_Exercise_
Transcribe the full listing exactly, and drop every picture.

_Dataset extract_

-- Begin --

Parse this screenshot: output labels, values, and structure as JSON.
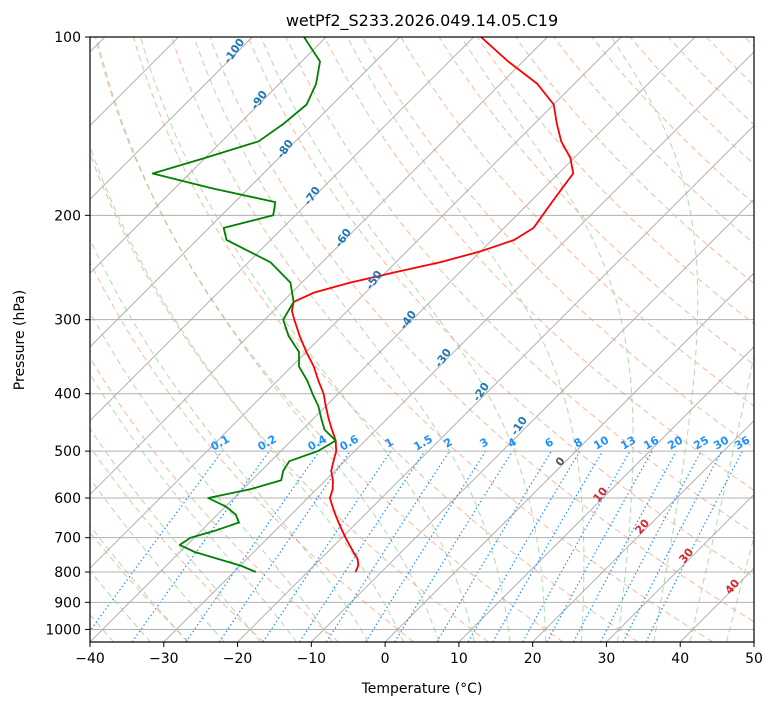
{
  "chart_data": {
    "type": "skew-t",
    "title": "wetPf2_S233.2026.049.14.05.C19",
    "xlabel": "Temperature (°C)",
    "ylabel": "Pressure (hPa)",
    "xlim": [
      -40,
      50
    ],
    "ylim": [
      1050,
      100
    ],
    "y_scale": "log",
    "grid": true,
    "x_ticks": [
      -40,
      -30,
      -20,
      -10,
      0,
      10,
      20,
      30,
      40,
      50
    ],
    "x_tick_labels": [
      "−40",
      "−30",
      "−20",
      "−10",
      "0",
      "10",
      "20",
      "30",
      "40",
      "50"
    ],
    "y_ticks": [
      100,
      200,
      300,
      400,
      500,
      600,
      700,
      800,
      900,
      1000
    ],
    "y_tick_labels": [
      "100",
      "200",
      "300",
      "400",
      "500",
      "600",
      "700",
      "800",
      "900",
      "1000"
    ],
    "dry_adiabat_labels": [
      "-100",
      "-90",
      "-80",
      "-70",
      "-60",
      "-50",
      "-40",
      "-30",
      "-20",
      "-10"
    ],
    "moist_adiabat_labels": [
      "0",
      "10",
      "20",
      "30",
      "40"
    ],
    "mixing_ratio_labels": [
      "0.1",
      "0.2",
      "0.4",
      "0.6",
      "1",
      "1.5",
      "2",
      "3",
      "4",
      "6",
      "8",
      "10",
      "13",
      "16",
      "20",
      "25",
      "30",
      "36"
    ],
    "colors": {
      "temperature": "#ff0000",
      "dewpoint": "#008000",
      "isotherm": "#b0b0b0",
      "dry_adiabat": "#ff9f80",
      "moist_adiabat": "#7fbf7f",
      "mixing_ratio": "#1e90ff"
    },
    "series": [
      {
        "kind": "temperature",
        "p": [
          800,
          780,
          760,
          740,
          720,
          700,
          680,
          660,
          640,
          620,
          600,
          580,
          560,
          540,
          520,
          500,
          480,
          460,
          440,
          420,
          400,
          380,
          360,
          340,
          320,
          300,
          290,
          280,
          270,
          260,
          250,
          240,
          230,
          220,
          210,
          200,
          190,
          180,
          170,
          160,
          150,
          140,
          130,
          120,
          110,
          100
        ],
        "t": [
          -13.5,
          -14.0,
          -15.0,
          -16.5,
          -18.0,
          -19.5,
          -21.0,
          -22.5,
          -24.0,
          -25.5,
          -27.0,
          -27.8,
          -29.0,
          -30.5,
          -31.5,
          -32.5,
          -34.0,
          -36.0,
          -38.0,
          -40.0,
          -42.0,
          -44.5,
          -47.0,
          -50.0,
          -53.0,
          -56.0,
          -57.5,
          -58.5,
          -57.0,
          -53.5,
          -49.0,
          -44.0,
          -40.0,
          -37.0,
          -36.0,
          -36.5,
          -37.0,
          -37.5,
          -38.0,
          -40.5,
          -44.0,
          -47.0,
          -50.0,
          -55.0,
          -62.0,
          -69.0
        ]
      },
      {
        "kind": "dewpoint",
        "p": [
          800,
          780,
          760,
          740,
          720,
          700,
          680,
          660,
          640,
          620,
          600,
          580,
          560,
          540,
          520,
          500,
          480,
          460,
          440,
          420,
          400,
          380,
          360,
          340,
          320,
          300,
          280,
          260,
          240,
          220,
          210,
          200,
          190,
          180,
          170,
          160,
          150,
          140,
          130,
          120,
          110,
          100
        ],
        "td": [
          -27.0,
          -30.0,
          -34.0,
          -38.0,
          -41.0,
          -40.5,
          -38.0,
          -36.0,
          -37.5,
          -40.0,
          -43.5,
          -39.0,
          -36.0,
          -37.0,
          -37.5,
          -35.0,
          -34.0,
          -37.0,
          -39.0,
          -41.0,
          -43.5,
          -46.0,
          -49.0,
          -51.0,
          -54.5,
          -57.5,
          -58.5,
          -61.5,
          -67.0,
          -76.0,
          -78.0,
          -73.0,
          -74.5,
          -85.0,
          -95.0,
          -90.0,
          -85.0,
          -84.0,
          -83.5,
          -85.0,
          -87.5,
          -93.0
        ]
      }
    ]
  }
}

-- End --

_The response_
Parse this screenshot: output labels, values, and structure as JSON.
{
  "chart_data": {
    "type": "skew-t",
    "title": "wetPf2_S233.2026.049.14.05.C19",
    "xlabel": "Temperature (°C)",
    "ylabel": "Pressure (hPa)",
    "xlim": [
      -40,
      50
    ],
    "ylim": [
      1050,
      100
    ],
    "y_scale": "log",
    "grid": true,
    "x_ticks": [
      -40,
      -30,
      -20,
      -10,
      0,
      10,
      20,
      30,
      40,
      50
    ],
    "x_tick_labels": [
      "−40",
      "−30",
      "−20",
      "−10",
      "0",
      "10",
      "20",
      "30",
      "40",
      "50"
    ],
    "y_ticks": [
      100,
      200,
      300,
      400,
      500,
      600,
      700,
      800,
      900,
      1000
    ],
    "y_tick_labels": [
      "100",
      "200",
      "300",
      "400",
      "500",
      "600",
      "700",
      "800",
      "900",
      "1000"
    ],
    "dry_adiabat_labels": [
      "-100",
      "-90",
      "-80",
      "-70",
      "-60",
      "-50",
      "-40",
      "-30",
      "-20",
      "-10"
    ],
    "moist_adiabat_labels": [
      "0",
      "10",
      "20",
      "30",
      "40"
    ],
    "mixing_ratio_labels": [
      "0.1",
      "0.2",
      "0.4",
      "0.6",
      "1",
      "1.5",
      "2",
      "3",
      "4",
      "6",
      "8",
      "10",
      "13",
      "16",
      "20",
      "25",
      "30",
      "36"
    ],
    "colors": {
      "temperature": "#ff0000",
      "dewpoint": "#008000",
      "isotherm": "#b0b0b0",
      "dry_adiabat": "#ff9f80",
      "moist_adiabat": "#7fbf7f",
      "mixing_ratio": "#1e90ff"
    },
    "series": [
      {
        "kind": "temperature",
        "p": [
          800,
          780,
          760,
          740,
          720,
          700,
          680,
          660,
          640,
          620,
          600,
          580,
          560,
          540,
          520,
          500,
          480,
          460,
          440,
          420,
          400,
          380,
          360,
          340,
          320,
          300,
          290,
          280,
          270,
          260,
          250,
          240,
          230,
          220,
          210,
          200,
          190,
          180,
          170,
          160,
          150,
          140,
          130,
          120,
          110,
          100
        ],
        "t": [
          -13.5,
          -14.0,
          -15.0,
          -16.5,
          -18.0,
          -19.5,
          -21.0,
          -22.5,
          -24.0,
          -25.5,
          -27.0,
          -27.8,
          -29.0,
          -30.5,
          -31.5,
          -32.5,
          -34.0,
          -36.0,
          -38.0,
          -40.0,
          -42.0,
          -44.5,
          -47.0,
          -50.0,
          -53.0,
          -56.0,
          -57.5,
          -58.5,
          -57.0,
          -53.5,
          -49.0,
          -44.0,
          -40.0,
          -37.0,
          -36.0,
          -36.5,
          -37.0,
          -37.5,
          -38.0,
          -40.5,
          -44.0,
          -47.0,
          -50.0,
          -55.0,
          -62.0,
          -69.0
        ]
      },
      {
        "kind": "dewpoint",
        "p": [
          800,
          780,
          760,
          740,
          720,
          700,
          680,
          660,
          640,
          620,
          600,
          580,
          560,
          540,
          520,
          500,
          480,
          460,
          440,
          420,
          400,
          380,
          360,
          340,
          320,
          300,
          280,
          260,
          240,
          220,
          210,
          200,
          190,
          180,
          170,
          160,
          150,
          140,
          130,
          120,
          110,
          100
        ],
        "td": [
          -27.0,
          -30.0,
          -34.0,
          -38.0,
          -41.0,
          -40.5,
          -38.0,
          -36.0,
          -37.5,
          -40.0,
          -43.5,
          -39.0,
          -36.0,
          -37.0,
          -37.5,
          -35.0,
          -34.0,
          -37.0,
          -39.0,
          -41.0,
          -43.5,
          -46.0,
          -49.0,
          -51.0,
          -54.5,
          -57.5,
          -58.5,
          -61.5,
          -67.0,
          -76.0,
          -78.0,
          -73.0,
          -74.5,
          -85.0,
          -95.0,
          -90.0,
          -85.0,
          -84.0,
          -83.5,
          -85.0,
          -87.5,
          -93.0
        ]
      }
    ]
  }
}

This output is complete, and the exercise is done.